PROBLEM DETAILS –
Among the entries below, count the lines where the string "JSON" occurs, and give only the number.

RECORDS SUPPLIED –
──────────

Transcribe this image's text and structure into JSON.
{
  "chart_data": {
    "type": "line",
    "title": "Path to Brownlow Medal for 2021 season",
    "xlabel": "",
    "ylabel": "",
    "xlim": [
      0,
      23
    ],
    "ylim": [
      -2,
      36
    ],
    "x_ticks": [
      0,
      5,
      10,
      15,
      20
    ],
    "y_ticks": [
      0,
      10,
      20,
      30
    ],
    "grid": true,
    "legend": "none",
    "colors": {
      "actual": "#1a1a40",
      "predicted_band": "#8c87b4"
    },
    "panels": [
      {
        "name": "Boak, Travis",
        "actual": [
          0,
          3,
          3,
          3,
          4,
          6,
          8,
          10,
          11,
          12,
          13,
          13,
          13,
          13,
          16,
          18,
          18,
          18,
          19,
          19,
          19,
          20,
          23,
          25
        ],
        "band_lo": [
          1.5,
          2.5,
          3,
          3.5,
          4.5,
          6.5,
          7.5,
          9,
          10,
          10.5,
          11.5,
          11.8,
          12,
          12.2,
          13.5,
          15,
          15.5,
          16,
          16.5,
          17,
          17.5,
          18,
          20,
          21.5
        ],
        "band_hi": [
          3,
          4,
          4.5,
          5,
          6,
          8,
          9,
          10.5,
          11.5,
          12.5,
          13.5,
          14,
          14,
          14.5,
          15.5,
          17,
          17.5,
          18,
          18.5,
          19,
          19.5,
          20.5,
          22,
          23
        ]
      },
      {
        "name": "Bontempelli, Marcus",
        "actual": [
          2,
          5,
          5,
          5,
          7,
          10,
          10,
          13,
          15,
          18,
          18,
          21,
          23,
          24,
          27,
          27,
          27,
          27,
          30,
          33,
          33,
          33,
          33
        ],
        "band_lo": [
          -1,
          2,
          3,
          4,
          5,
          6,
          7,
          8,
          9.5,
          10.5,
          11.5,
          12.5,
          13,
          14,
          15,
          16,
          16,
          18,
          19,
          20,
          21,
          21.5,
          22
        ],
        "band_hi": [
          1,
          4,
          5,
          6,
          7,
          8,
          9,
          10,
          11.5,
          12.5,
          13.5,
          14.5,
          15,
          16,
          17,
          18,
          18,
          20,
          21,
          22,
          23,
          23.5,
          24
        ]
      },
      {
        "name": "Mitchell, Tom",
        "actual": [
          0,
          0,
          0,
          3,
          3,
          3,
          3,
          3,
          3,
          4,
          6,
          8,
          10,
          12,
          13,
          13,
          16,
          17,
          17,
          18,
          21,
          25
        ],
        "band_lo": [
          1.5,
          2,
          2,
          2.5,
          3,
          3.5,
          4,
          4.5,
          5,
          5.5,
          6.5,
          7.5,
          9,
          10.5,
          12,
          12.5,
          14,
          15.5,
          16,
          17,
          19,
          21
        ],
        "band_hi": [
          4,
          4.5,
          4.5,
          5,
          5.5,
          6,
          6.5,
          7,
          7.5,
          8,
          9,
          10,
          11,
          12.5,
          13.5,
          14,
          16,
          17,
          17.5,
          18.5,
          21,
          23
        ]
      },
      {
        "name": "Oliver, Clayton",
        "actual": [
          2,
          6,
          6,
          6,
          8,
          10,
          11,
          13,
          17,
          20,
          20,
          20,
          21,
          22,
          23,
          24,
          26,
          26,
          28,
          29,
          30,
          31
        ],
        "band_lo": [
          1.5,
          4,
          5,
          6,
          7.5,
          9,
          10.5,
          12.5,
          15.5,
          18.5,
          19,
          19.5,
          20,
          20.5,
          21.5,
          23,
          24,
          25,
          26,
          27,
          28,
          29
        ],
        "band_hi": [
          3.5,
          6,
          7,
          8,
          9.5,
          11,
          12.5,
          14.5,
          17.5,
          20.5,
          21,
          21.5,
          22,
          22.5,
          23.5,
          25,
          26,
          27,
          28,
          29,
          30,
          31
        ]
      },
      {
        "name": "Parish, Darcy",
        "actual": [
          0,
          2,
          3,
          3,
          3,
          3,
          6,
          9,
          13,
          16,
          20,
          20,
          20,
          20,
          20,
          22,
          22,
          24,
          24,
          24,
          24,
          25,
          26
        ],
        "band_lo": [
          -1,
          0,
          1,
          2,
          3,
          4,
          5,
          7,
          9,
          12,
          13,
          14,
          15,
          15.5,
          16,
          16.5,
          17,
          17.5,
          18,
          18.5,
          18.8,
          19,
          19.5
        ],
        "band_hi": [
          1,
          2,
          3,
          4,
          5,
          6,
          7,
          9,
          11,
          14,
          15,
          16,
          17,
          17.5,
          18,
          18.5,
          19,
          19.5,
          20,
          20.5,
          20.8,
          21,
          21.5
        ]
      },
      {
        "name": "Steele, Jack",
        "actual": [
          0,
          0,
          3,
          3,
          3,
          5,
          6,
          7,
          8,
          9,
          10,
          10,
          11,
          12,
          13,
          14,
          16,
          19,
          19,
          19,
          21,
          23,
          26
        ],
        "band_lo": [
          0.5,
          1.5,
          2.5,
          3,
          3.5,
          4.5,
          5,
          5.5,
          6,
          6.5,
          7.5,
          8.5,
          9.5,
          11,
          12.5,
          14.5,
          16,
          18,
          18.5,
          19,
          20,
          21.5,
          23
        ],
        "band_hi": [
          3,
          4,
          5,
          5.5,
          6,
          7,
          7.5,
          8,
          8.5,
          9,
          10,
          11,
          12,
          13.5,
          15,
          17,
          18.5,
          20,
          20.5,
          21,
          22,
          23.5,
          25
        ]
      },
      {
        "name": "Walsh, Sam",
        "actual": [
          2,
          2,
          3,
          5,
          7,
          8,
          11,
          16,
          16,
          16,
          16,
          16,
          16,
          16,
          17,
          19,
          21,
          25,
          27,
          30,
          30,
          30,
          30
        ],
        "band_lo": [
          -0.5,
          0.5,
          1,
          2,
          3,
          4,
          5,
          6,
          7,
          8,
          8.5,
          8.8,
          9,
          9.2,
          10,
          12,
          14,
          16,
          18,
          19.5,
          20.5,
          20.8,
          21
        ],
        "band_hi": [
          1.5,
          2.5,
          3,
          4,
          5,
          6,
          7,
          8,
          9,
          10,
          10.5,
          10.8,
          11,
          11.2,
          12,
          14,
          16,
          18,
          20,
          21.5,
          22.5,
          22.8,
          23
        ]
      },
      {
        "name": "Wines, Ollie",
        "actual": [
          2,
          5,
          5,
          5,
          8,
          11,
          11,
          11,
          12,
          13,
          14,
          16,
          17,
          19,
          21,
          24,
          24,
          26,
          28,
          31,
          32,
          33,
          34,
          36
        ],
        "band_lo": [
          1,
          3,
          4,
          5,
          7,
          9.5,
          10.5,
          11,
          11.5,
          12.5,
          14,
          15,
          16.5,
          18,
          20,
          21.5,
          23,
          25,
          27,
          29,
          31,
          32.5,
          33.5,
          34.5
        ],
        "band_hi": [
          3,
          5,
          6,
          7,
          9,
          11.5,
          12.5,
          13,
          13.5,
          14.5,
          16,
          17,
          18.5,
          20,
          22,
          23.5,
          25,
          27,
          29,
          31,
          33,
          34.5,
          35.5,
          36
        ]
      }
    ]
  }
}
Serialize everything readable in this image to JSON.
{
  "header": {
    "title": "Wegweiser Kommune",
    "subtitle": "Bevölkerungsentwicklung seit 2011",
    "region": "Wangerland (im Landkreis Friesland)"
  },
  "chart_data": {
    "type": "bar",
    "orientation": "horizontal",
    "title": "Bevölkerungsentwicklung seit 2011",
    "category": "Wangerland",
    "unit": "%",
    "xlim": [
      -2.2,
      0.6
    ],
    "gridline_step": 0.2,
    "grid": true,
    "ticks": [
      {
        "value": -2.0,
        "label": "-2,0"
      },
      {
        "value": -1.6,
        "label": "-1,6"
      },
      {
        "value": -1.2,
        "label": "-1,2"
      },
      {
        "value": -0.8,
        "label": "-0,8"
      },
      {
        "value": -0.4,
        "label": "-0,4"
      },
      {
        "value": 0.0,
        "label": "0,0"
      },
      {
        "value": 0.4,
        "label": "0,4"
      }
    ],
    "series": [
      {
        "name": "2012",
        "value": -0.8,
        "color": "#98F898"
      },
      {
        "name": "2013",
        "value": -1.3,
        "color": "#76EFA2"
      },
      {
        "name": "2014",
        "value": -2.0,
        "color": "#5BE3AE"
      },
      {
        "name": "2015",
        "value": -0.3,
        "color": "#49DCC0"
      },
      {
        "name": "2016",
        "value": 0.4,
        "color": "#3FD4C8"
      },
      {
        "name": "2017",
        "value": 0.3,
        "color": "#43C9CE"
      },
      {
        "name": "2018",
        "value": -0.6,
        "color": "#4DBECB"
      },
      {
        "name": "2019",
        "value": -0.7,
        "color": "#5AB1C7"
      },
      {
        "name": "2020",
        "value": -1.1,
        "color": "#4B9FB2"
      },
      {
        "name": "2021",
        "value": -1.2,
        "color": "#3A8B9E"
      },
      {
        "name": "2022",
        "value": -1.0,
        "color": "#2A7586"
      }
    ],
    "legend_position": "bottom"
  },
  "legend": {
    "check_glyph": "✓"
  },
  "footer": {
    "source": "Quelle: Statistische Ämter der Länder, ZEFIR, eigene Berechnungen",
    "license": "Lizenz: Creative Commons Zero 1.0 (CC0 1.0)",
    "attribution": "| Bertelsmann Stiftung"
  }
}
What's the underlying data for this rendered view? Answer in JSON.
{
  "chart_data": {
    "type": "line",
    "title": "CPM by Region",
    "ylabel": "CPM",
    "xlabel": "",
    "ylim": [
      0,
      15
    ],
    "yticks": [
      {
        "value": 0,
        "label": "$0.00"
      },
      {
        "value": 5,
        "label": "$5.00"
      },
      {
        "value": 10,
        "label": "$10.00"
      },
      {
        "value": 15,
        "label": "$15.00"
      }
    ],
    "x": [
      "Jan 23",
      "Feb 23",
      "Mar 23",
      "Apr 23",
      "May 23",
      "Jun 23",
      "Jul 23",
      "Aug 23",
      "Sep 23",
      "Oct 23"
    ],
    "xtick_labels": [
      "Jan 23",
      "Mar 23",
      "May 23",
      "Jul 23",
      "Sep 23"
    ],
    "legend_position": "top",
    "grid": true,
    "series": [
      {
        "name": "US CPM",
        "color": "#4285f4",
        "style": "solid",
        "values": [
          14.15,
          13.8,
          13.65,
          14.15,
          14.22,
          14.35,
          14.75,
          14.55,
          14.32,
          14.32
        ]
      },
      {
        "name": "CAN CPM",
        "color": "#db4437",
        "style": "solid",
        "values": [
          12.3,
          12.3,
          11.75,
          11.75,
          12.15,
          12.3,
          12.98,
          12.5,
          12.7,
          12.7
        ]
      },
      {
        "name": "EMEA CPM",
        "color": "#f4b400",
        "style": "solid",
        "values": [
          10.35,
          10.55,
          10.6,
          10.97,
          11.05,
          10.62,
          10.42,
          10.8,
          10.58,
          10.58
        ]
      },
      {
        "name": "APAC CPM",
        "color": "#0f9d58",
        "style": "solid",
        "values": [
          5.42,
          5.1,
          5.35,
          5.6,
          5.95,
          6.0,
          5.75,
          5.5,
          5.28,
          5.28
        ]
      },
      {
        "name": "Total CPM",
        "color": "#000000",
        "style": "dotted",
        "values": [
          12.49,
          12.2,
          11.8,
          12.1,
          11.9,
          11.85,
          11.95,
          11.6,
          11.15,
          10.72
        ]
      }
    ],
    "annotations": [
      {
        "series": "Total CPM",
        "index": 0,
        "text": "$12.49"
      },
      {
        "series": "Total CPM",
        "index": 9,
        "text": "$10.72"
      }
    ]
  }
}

──────────

OUTPUT OF THE EXERCISE –
3